--- MATERIALS PROVIDED ---
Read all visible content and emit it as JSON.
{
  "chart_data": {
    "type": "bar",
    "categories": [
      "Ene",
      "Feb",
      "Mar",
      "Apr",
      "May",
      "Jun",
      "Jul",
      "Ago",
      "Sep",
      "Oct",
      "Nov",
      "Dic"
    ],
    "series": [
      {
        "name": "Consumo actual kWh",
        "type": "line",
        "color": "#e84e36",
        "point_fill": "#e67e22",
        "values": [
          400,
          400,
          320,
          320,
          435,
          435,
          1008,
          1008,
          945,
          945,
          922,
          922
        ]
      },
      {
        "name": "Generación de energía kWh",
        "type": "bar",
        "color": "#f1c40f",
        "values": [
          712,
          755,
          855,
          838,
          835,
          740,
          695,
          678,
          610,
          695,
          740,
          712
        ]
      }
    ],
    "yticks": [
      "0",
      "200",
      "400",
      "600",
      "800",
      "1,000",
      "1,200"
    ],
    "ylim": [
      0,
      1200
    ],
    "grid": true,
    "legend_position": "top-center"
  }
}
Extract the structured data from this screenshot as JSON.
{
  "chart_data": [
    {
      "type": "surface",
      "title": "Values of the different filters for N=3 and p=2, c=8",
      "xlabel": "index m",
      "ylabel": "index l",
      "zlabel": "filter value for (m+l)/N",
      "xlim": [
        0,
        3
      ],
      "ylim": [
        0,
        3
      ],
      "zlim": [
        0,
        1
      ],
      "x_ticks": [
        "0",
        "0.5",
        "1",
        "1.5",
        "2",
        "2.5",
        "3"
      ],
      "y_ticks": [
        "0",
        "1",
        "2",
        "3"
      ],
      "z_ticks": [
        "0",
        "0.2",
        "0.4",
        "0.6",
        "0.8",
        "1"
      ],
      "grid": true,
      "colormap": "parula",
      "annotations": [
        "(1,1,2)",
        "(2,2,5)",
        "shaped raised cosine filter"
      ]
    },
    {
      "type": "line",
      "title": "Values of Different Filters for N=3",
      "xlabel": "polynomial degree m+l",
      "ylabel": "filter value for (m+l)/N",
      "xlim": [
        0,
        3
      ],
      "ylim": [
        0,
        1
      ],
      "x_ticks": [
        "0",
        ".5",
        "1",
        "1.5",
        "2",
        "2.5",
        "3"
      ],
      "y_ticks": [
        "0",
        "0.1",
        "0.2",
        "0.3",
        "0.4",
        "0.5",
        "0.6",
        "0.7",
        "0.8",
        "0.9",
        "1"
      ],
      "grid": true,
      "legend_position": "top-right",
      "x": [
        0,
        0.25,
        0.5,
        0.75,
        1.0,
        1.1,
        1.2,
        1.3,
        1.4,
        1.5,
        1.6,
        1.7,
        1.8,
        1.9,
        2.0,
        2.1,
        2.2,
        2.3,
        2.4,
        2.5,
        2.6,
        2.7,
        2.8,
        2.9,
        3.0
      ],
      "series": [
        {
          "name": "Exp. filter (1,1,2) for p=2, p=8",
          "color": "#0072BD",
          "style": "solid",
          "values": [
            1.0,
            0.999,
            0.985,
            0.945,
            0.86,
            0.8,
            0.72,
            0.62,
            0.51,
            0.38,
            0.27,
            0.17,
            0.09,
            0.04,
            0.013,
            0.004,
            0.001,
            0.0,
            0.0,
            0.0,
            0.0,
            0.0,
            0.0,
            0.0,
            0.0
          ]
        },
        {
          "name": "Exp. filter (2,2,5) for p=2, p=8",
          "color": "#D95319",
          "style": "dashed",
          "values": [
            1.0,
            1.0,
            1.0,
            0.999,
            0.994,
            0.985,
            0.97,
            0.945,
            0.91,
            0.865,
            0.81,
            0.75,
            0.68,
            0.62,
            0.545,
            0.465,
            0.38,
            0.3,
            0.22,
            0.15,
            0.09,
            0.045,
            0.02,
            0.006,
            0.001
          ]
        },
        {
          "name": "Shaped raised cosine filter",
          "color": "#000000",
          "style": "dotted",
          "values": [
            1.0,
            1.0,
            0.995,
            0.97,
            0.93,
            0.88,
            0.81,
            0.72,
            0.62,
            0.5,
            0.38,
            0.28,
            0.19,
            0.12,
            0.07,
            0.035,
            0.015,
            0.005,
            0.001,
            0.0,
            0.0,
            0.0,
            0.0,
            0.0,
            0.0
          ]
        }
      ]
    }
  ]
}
---
◆ **TASK DETAILS**
Quote all of the entries exactly as they appear.

◆ **CORRECT RESPONSE**
Read all visible content and emit it as JSON.
{
  "chart_data": {
    "type": "bar",
    "categories": [
      "Ene",
      "Feb",
      "Mar",
      "Apr",
      "May",
      "Jun",
      "Jul",
      "Ago",
      "Sep",
      "Oct",
      "Nov",
      "Dic"
    ],
    "series": [
      {
        "name": "Consumo actual kWh",
        "type": "line",
        "color": "#e84e36",
        "point_fill": "#e67e22",
        "values": [
          400,
          400,
          320,
          320,
          435,
          435,
          1008,
          1008,
          945,
          945,
          922,
          922
        ]
      },
      {
        "name": "Generación de energía kWh",
        "type": "bar",
        "color": "#f1c40f",
        "values": [
          712,
          755,
          855,
          838,
          835,
          740,
          695,
          678,
          610,
          695,
          740,
          712
        ]
      }
    ],
    "yticks": [
      "0",
      "200",
      "400",
      "600",
      "800",
      "1,000",
      "1,200"
    ],
    "ylim": [
      0,
      1200
    ],
    "grid": true,
    "legend_position": "top-center"
  }
}
Extract the structured data from this screenshot as JSON.
{
  "chart_data": [
    {
      "type": "surface",
      "title": "Values of the different filters for N=3 and p=2, c=8",
      "xlabel": "index m",
      "ylabel": "index l",
      "zlabel": "filter value for (m+l)/N",
      "xlim": [
        0,
        3
      ],
      "ylim": [
        0,
        3
      ],
      "zlim": [
        0,
        1
      ],
      "x_ticks": [
        "0",
        "0.5",
        "1",
        "1.5",
        "2",
        "2.5",
        "3"
      ],
      "y_ticks": [
        "0",
        "1",
        "2",
        "3"
      ],
      "z_ticks": [
        "0",
        "0.2",
        "0.4",
        "0.6",
        "0.8",
        "1"
      ],
      "grid": true,
      "colormap": "parula",
      "annotations": [
        "(1,1,2)",
        "(2,2,5)",
        "shaped raised cosine filter"
      ]
    },
    {
      "type": "line",
      "title": "Values of Different Filters for N=3",
      "xlabel": "polynomial degree m+l",
      "ylabel": "filter value for (m+l)/N",
      "xlim": [
        0,
        3
      ],
      "ylim": [
        0,
        1
      ],
      "x_ticks": [
        "0",
        ".5",
        "1",
        "1.5",
        "2",
        "2.5",
        "3"
      ],
      "y_ticks": [
        "0",
        "0.1",
        "0.2",
        "0.3",
        "0.4",
        "0.5",
        "0.6",
        "0.7",
        "0.8",
        "0.9",
        "1"
      ],
      "grid": true,
      "legend_position": "top-right",
      "x": [
        0,
        0.25,
        0.5,
        0.75,
        1.0,
        1.1,
        1.2,
        1.3,
        1.4,
        1.5,
        1.6,
        1.7,
        1.8,
        1.9,
        2.0,
        2.1,
        2.2,
        2.3,
        2.4,
        2.5,
        2.6,
        2.7,
        2.8,
        2.9,
        3.0
      ],
      "series": [
        {
          "name": "Exp. filter (1,1,2) for p=2, p=8",
          "color": "#0072BD",
          "style": "solid",
          "values": [
            1.0,
            0.999,
            0.985,
            0.945,
            0.86,
            0.8,
            0.72,
            0.62,
            0.51,
            0.38,
            0.27,
            0.17,
            0.09,
            0.04,
            0.013,
            0.004,
            0.001,
            0.0,
            0.0,
            0.0,
            0.0,
            0.0,
            0.0,
            0.0,
            0.0
          ]
        },
        {
          "name": "Exp. filter (2,2,5) for p=2, p=8",
          "color": "#D95319",
          "style": "dashed",
          "values": [
            1.0,
            1.0,
            1.0,
            0.999,
            0.994,
            0.985,
            0.97,
            0.945,
            0.91,
            0.865,
            0.81,
            0.75,
            0.68,
            0.62,
            0.545,
            0.465,
            0.38,
            0.3,
            0.22,
            0.15,
            0.09,
            0.045,
            0.02,
            0.006,
            0.001
          ]
        },
        {
          "name": "Shaped raised cosine filter",
          "color": "#000000",
          "style": "dotted",
          "values": [
            1.0,
            1.0,
            0.995,
            0.97,
            0.93,
            0.88,
            0.81,
            0.72,
            0.62,
            0.5,
            0.38,
            0.28,
            0.19,
            0.12,
            0.07,
            0.035,
            0.015,
            0.005,
            0.001,
            0.0,
            0.0,
            0.0,
            0.0,
            0.0,
            0.0
          ]
        }
      ]
    }
  ]
}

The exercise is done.